* **WHAT THIS TASK INVOLVES**: Give the data a second time, exactly and in full.

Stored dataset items
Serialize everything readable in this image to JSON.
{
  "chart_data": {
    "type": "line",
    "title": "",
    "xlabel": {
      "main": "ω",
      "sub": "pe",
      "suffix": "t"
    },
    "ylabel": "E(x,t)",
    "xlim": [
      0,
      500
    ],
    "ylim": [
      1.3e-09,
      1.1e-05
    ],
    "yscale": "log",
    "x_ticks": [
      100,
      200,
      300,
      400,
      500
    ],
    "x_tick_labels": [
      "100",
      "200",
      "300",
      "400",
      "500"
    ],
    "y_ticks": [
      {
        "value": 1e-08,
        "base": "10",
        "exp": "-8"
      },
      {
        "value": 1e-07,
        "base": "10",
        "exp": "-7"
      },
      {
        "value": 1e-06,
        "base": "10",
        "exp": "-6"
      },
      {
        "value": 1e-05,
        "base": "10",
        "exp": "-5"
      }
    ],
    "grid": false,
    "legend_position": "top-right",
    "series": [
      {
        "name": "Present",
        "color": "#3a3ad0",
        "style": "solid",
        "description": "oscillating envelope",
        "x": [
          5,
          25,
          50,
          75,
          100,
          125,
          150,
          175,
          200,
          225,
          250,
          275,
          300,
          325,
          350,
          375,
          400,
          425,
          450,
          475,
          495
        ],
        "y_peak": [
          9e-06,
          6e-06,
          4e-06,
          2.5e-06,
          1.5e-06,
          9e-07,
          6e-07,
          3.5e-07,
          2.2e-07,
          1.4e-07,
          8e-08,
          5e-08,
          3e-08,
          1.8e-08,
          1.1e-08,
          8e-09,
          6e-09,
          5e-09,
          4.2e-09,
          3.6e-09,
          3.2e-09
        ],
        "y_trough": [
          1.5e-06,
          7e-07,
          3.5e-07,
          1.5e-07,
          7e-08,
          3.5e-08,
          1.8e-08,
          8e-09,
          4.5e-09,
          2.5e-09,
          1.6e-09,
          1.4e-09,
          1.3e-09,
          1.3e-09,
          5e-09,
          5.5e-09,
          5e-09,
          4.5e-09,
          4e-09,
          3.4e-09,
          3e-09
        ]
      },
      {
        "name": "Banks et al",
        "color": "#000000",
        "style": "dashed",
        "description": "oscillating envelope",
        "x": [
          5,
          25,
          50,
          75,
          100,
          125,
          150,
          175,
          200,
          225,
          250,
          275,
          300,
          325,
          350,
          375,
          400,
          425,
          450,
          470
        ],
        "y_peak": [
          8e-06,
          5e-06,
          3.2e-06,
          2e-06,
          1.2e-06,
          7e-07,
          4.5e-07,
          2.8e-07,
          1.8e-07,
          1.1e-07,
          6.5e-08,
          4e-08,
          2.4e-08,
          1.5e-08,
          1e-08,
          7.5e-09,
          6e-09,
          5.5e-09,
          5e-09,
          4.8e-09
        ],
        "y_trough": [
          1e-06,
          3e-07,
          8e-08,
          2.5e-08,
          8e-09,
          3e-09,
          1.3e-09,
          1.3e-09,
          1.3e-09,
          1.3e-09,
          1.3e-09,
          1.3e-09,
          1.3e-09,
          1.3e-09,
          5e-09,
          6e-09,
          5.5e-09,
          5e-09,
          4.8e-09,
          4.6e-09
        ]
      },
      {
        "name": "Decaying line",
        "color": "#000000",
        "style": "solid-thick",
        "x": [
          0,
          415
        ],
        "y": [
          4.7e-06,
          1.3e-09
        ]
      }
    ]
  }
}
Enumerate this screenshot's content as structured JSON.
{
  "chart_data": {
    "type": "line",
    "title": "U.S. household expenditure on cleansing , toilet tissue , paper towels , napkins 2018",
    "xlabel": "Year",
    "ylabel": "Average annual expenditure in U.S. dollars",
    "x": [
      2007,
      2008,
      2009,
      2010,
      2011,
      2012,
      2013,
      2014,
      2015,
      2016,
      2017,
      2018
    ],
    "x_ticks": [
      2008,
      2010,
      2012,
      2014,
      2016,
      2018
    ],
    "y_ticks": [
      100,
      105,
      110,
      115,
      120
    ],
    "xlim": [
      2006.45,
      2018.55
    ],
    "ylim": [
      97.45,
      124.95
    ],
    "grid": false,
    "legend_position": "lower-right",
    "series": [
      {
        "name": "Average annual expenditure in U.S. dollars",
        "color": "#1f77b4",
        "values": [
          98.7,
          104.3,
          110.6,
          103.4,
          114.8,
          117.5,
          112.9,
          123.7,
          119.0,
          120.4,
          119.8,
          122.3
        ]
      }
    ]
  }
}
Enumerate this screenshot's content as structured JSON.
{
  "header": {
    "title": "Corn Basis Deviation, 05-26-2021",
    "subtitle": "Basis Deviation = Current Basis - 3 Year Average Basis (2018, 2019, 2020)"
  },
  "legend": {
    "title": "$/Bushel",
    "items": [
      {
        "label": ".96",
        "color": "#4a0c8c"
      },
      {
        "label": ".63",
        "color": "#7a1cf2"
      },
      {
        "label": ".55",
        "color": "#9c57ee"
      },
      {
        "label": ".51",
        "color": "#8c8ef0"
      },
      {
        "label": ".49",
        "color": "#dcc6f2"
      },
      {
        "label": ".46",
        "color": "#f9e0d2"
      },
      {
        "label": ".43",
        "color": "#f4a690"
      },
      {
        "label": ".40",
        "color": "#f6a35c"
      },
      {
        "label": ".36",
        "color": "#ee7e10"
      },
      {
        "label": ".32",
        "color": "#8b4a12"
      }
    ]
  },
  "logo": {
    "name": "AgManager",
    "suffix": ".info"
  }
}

* **ANSWER TO THE EXERCISE**:
Serialize everything readable in this image to JSON.
{
  "chart_data": {
    "type": "line",
    "title": "",
    "xlabel": {
      "main": "ω",
      "sub": "pe",
      "suffix": "t"
    },
    "ylabel": "E(x,t)",
    "xlim": [
      0,
      500
    ],
    "ylim": [
      1.3e-09,
      1.1e-05
    ],
    "yscale": "log",
    "x_ticks": [
      100,
      200,
      300,
      400,
      500
    ],
    "x_tick_labels": [
      "100",
      "200",
      "300",
      "400",
      "500"
    ],
    "y_ticks": [
      {
        "value": 1e-08,
        "base": "10",
        "exp": "-8"
      },
      {
        "value": 1e-07,
        "base": "10",
        "exp": "-7"
      },
      {
        "value": 1e-06,
        "base": "10",
        "exp": "-6"
      },
      {
        "value": 1e-05,
        "base": "10",
        "exp": "-5"
      }
    ],
    "grid": false,
    "legend_position": "top-right",
    "series": [
      {
        "name": "Present",
        "color": "#3a3ad0",
        "style": "solid",
        "description": "oscillating envelope",
        "x": [
          5,
          25,
          50,
          75,
          100,
          125,
          150,
          175,
          200,
          225,
          250,
          275,
          300,
          325,
          350,
          375,
          400,
          425,
          450,
          475,
          495
        ],
        "y_peak": [
          9e-06,
          6e-06,
          4e-06,
          2.5e-06,
          1.5e-06,
          9e-07,
          6e-07,
          3.5e-07,
          2.2e-07,
          1.4e-07,
          8e-08,
          5e-08,
          3e-08,
          1.8e-08,
          1.1e-08,
          8e-09,
          6e-09,
          5e-09,
          4.2e-09,
          3.6e-09,
          3.2e-09
        ],
        "y_trough": [
          1.5e-06,
          7e-07,
          3.5e-07,
          1.5e-07,
          7e-08,
          3.5e-08,
          1.8e-08,
          8e-09,
          4.5e-09,
          2.5e-09,
          1.6e-09,
          1.4e-09,
          1.3e-09,
          1.3e-09,
          5e-09,
          5.5e-09,
          5e-09,
          4.5e-09,
          4e-09,
          3.4e-09,
          3e-09
        ]
      },
      {
        "name": "Banks et al",
        "color": "#000000",
        "style": "dashed",
        "description": "oscillating envelope",
        "x": [
          5,
          25,
          50,
          75,
          100,
          125,
          150,
          175,
          200,
          225,
          250,
          275,
          300,
          325,
          350,
          375,
          400,
          425,
          450,
          470
        ],
        "y_peak": [
          8e-06,
          5e-06,
          3.2e-06,
          2e-06,
          1.2e-06,
          7e-07,
          4.5e-07,
          2.8e-07,
          1.8e-07,
          1.1e-07,
          6.5e-08,
          4e-08,
          2.4e-08,
          1.5e-08,
          1e-08,
          7.5e-09,
          6e-09,
          5.5e-09,
          5e-09,
          4.8e-09
        ],
        "y_trough": [
          1e-06,
          3e-07,
          8e-08,
          2.5e-08,
          8e-09,
          3e-09,
          1.3e-09,
          1.3e-09,
          1.3e-09,
          1.3e-09,
          1.3e-09,
          1.3e-09,
          1.3e-09,
          1.3e-09,
          5e-09,
          6e-09,
          5.5e-09,
          5e-09,
          4.8e-09,
          4.6e-09
        ]
      },
      {
        "name": "Decaying line",
        "color": "#000000",
        "style": "solid-thick",
        "x": [
          0,
          415
        ],
        "y": [
          4.7e-06,
          1.3e-09
        ]
      }
    ]
  }
}
Enumerate this screenshot's content as structured JSON.
{
  "chart_data": {
    "type": "line",
    "title": "U.S. household expenditure on cleansing , toilet tissue , paper towels , napkins 2018",
    "xlabel": "Year",
    "ylabel": "Average annual expenditure in U.S. dollars",
    "x": [
      2007,
      2008,
      2009,
      2010,
      2011,
      2012,
      2013,
      2014,
      2015,
      2016,
      2017,
      2018
    ],
    "x_ticks": [
      2008,
      2010,
      2012,
      2014,
      2016,
      2018
    ],
    "y_ticks": [
      100,
      105,
      110,
      115,
      120
    ],
    "xlim": [
      2006.45,
      2018.55
    ],
    "ylim": [
      97.45,
      124.95
    ],
    "grid": false,
    "legend_position": "lower-right",
    "series": [
      {
        "name": "Average annual expenditure in U.S. dollars",
        "color": "#1f77b4",
        "values": [
          98.7,
          104.3,
          110.6,
          103.4,
          114.8,
          117.5,
          112.9,
          123.7,
          119.0,
          120.4,
          119.8,
          122.3
        ]
      }
    ]
  }
}
Enumerate this screenshot's content as structured JSON.
{
  "header": {
    "title": "Corn Basis Deviation, 05-26-2021",
    "subtitle": "Basis Deviation = Current Basis - 3 Year Average Basis (2018, 2019, 2020)"
  },
  "legend": {
    "title": "$/Bushel",
    "items": [
      {
        "label": ".96",
        "color": "#4a0c8c"
      },
      {
        "label": ".63",
        "color": "#7a1cf2"
      },
      {
        "label": ".55",
        "color": "#9c57ee"
      },
      {
        "label": ".51",
        "color": "#8c8ef0"
      },
      {
        "label": ".49",
        "color": "#dcc6f2"
      },
      {
        "label": ".46",
        "color": "#f9e0d2"
      },
      {
        "label": ".43",
        "color": "#f4a690"
      },
      {
        "label": ".40",
        "color": "#f6a35c"
      },
      {
        "label": ".36",
        "color": "#ee7e10"
      },
      {
        "label": ".32",
        "color": "#8b4a12"
      }
    ]
  },
  "logo": {
    "name": "AgManager",
    "suffix": ".info"
  }
}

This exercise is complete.